Von Gjirokastër nach Përmet

Vor der Abreise aus Gjirokastër haben wir noch Pläne: Kaffee trinken und das Zekate-Haus besichtigen. Vor den Cafés des alten Basars sitzen wie immer die alten Männer und erzählen sich was, irgendwie gemütlich, auch wenn es mich ein wenig verstimmt, dass ältere Frauen fast nur mit Einkaufstaschen zu sehen sind und nie einfach nur vor dem Café rumsitzen. Jüngere Menschen scheinen tagsüber sowieso anderweitig beschäftigt zu sein.

Papou

Das Zekate-Haus ist ein Wehrturmhaus, aber eines, das wohl eher ein Angebermodell war. Von vorne sieht es sehr wehrhaft aus, aber von hinten hätte man einfach reinspazieren können. Es ist niemand da, der   Eintrittskarten verkauft, wir dürfen einfach hineingehen. Das Haus ist unglaublich beeindruckend.

* DIE ÜBUNG
Entnehmen Sie dem Reisebericht wortgetreu die Passage von „Vor der Abreise“ bis einschließlich „ist unglaublich beeindruckend.“. Das Material wird zur Bearbeitung nicht benötigt.

* BEREITGESTELLTES MATERIAL
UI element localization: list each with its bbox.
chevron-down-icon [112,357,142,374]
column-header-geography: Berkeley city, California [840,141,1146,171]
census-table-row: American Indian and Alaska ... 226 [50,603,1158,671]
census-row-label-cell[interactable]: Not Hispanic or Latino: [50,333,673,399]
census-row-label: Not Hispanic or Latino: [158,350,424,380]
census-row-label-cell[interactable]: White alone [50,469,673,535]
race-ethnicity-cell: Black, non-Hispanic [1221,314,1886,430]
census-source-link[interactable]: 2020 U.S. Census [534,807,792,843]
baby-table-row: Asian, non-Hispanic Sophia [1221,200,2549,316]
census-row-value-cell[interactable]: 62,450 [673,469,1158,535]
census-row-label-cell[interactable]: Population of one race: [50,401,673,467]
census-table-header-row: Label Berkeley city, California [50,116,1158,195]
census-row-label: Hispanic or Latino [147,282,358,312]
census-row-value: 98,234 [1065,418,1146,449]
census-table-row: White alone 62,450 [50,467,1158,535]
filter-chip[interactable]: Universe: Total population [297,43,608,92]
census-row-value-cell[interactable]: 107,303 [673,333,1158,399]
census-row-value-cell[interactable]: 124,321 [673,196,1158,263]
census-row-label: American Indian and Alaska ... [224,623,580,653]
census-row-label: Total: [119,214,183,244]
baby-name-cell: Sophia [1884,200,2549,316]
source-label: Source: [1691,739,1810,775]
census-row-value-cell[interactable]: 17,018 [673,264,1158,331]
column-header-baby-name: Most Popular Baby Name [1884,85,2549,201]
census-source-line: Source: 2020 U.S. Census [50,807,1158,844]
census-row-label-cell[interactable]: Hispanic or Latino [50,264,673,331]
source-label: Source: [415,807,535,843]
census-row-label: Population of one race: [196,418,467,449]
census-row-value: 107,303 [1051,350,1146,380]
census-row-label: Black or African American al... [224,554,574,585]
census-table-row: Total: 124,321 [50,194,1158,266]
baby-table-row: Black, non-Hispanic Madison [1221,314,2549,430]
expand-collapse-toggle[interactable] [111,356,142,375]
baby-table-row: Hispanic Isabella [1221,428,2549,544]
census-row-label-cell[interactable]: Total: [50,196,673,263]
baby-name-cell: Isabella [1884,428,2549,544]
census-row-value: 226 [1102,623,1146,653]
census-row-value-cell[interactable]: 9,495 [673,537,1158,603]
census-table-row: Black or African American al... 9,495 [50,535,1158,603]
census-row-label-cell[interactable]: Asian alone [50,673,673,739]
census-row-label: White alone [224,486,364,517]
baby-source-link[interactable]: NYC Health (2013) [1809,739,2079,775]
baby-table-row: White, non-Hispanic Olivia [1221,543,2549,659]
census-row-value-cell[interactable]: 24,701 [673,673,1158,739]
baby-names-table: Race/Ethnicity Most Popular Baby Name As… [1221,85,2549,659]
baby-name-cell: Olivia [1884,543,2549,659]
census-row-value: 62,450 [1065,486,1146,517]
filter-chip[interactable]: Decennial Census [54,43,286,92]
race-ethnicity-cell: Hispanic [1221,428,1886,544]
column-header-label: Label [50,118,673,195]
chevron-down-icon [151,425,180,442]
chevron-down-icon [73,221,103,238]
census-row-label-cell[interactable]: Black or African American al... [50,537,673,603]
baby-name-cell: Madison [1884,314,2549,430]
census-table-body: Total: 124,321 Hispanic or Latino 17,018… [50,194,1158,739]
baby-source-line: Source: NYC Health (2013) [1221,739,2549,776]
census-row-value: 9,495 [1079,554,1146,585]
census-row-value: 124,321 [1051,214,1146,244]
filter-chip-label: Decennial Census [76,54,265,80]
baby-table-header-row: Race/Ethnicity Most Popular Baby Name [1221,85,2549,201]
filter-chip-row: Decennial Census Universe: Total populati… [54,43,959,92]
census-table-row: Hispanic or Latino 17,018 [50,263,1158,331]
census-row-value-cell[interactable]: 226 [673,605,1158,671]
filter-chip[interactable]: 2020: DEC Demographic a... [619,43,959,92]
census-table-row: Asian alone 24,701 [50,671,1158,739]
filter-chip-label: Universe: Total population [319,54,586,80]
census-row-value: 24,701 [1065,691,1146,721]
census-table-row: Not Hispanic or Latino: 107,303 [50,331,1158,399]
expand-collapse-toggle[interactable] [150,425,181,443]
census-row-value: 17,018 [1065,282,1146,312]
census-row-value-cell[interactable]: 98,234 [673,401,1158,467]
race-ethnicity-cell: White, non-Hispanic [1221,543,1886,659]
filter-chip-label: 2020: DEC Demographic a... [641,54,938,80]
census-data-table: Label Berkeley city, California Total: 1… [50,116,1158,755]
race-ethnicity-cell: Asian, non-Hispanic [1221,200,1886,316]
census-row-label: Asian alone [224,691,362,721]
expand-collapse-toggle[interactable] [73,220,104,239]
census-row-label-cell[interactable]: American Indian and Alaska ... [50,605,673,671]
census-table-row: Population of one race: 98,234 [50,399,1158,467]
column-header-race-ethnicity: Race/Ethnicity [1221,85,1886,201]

* ERGEBNIS DER AUFGABE
Vor der Abreise aus Gjirokastër haben wir noch Pläne: Kaffee trinken und das Zekate-Haus besichtigen. Vor den Cafés des alten Basars sitzen wie immer die alten Männer und erzählen sich was, irgendwie gemütlich, auch wenn es mich ein wenig verstimmt, dass ältere Frauen fast nur mit Einkaufstaschen zu sehen sind und nie einfach nur vor dem Café rumsitzen. Jüngere Menschen scheinen tagsüber sowieso anderweitig beschäftigt zu sein.

Papou

Das Zekate-Haus ist ein Wehrturmhaus, aber eines, das wohl eher ein Angebermodell war. Von vorne sieht es sehr wehrhaft aus, aber von hinten hätte man einfach reinspazieren können. Es ist niemand da, der   Eintrittskarten verkauft, wir dürfen einfach hineingehen. Das Haus ist unglaublich beeindruckend.